§ Given request
Work out how many lines in the entries contain the string "Белый", and give nothing but that number.

§ Data for the task
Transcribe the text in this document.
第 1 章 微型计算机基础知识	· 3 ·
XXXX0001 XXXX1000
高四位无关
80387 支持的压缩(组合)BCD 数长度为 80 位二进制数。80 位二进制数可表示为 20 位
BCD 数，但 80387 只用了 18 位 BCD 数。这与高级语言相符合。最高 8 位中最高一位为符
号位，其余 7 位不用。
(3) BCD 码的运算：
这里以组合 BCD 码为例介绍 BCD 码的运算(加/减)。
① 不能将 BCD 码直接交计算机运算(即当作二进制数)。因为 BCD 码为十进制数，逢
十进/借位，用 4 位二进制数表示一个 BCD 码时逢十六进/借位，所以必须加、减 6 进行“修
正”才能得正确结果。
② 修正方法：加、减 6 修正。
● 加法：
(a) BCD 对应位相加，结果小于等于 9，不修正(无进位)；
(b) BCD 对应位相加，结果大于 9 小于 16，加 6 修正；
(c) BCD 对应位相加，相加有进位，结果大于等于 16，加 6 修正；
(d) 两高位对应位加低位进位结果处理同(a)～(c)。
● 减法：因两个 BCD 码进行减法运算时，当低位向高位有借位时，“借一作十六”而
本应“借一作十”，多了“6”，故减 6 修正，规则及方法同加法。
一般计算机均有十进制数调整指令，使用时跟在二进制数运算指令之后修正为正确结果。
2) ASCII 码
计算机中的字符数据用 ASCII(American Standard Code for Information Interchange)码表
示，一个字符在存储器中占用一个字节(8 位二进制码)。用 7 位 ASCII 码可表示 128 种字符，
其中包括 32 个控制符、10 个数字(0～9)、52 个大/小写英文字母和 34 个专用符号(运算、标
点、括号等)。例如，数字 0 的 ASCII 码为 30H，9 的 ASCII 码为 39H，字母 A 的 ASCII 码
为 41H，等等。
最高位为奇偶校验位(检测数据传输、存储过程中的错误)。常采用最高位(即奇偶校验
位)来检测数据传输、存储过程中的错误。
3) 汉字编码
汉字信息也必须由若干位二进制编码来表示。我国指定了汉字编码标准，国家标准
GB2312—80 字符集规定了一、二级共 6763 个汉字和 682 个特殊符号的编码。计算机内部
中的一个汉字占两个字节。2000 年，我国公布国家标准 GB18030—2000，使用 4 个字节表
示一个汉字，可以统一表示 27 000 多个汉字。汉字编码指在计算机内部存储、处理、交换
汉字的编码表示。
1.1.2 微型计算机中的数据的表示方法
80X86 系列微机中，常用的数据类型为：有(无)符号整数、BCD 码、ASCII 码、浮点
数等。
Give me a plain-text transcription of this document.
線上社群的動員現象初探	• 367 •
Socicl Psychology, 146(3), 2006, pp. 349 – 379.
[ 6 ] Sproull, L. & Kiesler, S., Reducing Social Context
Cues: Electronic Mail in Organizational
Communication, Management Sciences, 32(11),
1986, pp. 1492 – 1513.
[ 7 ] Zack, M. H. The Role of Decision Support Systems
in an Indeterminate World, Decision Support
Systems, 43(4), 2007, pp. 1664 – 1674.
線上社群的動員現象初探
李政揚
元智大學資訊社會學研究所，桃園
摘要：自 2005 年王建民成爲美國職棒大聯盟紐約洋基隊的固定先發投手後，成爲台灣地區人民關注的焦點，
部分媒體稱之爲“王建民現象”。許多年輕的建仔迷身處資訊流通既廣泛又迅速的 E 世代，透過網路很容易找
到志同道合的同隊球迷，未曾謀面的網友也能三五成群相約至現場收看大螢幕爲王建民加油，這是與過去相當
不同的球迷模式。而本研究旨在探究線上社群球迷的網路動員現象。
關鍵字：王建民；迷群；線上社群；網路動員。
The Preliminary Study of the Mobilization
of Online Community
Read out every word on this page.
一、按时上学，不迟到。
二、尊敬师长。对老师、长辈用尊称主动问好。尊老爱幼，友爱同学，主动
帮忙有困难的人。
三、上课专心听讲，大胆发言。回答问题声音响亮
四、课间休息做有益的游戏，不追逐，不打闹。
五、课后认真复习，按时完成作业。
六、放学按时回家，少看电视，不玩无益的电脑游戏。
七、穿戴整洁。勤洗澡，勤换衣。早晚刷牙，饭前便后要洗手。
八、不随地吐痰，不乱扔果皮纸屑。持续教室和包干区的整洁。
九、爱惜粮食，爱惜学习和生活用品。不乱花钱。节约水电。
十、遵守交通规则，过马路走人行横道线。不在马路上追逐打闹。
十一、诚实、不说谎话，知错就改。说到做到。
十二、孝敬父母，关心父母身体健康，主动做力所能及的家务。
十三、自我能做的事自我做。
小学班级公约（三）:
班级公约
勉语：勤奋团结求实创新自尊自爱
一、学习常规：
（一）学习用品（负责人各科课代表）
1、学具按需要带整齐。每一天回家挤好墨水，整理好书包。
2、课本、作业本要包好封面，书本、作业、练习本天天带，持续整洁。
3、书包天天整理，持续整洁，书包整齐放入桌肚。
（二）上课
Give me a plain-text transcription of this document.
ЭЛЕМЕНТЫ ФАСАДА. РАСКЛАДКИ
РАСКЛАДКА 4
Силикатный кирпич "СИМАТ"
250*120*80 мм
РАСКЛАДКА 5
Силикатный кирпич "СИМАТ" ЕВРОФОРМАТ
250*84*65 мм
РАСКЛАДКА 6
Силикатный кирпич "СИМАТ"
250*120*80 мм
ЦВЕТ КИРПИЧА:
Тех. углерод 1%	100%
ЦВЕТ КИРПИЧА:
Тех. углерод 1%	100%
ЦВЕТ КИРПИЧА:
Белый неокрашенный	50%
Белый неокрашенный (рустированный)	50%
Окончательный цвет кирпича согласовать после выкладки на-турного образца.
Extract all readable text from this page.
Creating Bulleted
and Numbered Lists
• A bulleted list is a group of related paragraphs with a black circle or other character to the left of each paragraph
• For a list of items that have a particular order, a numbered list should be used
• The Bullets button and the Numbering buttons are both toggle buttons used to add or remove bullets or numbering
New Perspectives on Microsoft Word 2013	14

§ Exercise solution
2